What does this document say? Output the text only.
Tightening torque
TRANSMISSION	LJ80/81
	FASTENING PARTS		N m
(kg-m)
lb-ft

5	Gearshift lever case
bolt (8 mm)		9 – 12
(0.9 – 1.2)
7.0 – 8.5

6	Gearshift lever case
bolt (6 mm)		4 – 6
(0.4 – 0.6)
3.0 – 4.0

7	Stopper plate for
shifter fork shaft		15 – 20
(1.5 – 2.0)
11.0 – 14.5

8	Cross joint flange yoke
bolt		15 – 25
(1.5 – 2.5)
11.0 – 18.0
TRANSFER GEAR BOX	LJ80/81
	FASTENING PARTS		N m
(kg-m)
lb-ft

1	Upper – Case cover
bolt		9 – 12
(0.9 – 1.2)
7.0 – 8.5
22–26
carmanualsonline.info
::::
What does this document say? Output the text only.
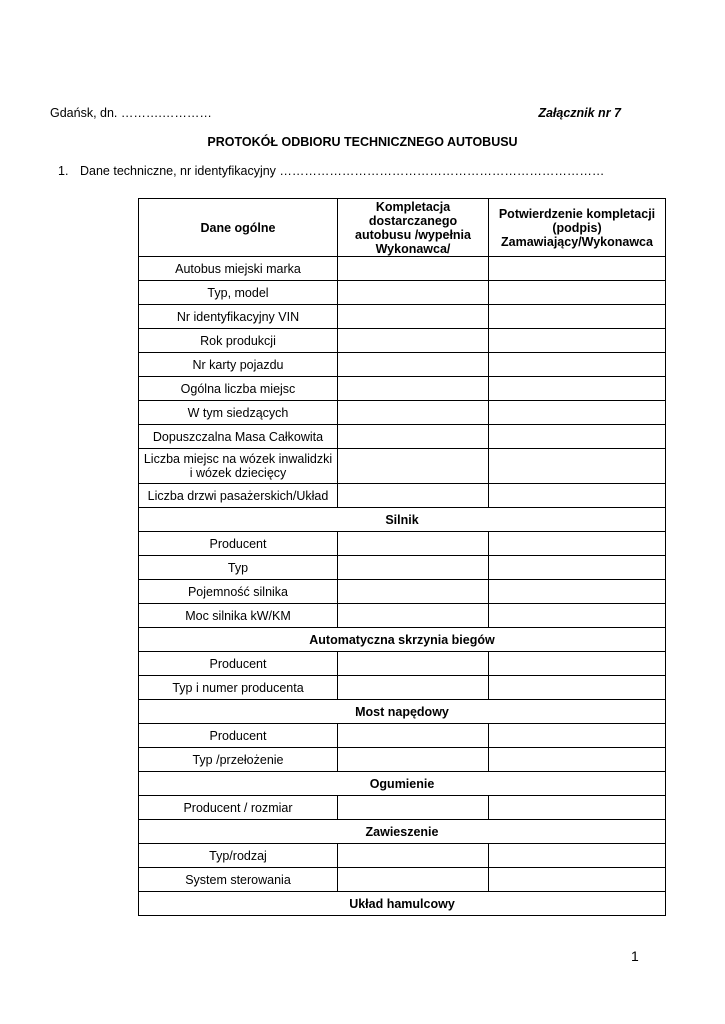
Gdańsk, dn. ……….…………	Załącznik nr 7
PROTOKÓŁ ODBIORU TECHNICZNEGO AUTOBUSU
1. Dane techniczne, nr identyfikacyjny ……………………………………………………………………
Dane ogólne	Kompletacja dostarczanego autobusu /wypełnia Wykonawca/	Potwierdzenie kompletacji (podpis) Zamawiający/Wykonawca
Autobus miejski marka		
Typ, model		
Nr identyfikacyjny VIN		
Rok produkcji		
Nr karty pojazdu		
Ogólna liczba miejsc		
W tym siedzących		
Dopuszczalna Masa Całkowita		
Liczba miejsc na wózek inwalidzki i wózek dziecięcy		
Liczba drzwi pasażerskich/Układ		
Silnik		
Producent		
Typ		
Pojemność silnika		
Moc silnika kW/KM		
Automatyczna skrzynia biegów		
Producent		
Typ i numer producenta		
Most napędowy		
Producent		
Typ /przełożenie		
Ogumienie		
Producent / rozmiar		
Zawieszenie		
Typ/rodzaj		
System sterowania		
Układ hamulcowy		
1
::::
» WRITTEN INSTRUCTION:
Identify how many lines in the entries above include the string "lever", then state that number alone.

» CORRECT RESULT:
2